* DIRECTION *
Copy all the material below, exactly as it stands.

* ENTRIES SUPPLIED *
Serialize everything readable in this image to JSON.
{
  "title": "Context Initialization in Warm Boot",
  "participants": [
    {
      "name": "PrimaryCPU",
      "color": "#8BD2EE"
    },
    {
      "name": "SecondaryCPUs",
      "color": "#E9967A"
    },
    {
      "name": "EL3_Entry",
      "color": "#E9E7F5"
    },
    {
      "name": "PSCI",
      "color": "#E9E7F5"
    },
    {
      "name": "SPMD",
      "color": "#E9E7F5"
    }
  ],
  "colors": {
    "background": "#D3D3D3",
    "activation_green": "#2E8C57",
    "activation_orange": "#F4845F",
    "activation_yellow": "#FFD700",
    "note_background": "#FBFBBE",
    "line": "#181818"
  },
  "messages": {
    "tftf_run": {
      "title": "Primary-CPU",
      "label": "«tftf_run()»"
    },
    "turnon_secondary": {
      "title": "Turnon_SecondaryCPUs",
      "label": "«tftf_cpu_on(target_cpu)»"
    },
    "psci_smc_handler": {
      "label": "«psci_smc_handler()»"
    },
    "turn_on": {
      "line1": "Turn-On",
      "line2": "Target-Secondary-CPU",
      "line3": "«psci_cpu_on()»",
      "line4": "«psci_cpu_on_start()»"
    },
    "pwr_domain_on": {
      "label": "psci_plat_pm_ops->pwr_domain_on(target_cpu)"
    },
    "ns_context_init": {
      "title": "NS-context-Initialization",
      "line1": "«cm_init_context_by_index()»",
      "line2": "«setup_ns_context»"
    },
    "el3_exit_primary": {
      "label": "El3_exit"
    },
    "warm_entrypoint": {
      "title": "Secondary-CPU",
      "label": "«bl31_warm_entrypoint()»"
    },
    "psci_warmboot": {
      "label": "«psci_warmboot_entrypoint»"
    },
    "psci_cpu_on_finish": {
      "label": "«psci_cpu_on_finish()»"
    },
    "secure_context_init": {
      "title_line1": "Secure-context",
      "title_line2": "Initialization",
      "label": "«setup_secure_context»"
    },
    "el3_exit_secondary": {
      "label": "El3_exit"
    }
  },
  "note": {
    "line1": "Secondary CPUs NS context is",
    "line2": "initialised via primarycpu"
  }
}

* FULL ANSWER *
Serialize everything readable in this image to JSON.
{
  "title": "Context Initialization in Warm Boot",
  "participants": [
    {
      "name": "PrimaryCPU",
      "color": "#8BD2EE"
    },
    {
      "name": "SecondaryCPUs",
      "color": "#E9967A"
    },
    {
      "name": "EL3_Entry",
      "color": "#E9E7F5"
    },
    {
      "name": "PSCI",
      "color": "#E9E7F5"
    },
    {
      "name": "SPMD",
      "color": "#E9E7F5"
    }
  ],
  "colors": {
    "background": "#D3D3D3",
    "activation_green": "#2E8C57",
    "activation_orange": "#F4845F",
    "activation_yellow": "#FFD700",
    "note_background": "#FBFBBE",
    "line": "#181818"
  },
  "messages": {
    "tftf_run": {
      "title": "Primary-CPU",
      "label": "«tftf_run()»"
    },
    "turnon_secondary": {
      "title": "Turnon_SecondaryCPUs",
      "label": "«tftf_cpu_on(target_cpu)»"
    },
    "psci_smc_handler": {
      "label": "«psci_smc_handler()»"
    },
    "turn_on": {
      "line1": "Turn-On",
      "line2": "Target-Secondary-CPU",
      "line3": "«psci_cpu_on()»",
      "line4": "«psci_cpu_on_start()»"
    },
    "pwr_domain_on": {
      "label": "psci_plat_pm_ops->pwr_domain_on(target_cpu)"
    },
    "ns_context_init": {
      "title": "NS-context-Initialization",
      "line1": "«cm_init_context_by_index()»",
      "line2": "«setup_ns_context»"
    },
    "el3_exit_primary": {
      "label": "El3_exit"
    },
    "warm_entrypoint": {
      "title": "Secondary-CPU",
      "label": "«bl31_warm_entrypoint()»"
    },
    "psci_warmboot": {
      "label": "«psci_warmboot_entrypoint»"
    },
    "psci_cpu_on_finish": {
      "label": "«psci_cpu_on_finish()»"
    },
    "secure_context_init": {
      "title_line1": "Secure-context",
      "title_line2": "Initialization",
      "label": "«setup_secure_context»"
    },
    "el3_exit_secondary": {
      "label": "El3_exit"
    }
  },
  "note": {
    "line1": "Secondary CPUs NS context is",
    "line2": "initialised via primarycpu"
  }
}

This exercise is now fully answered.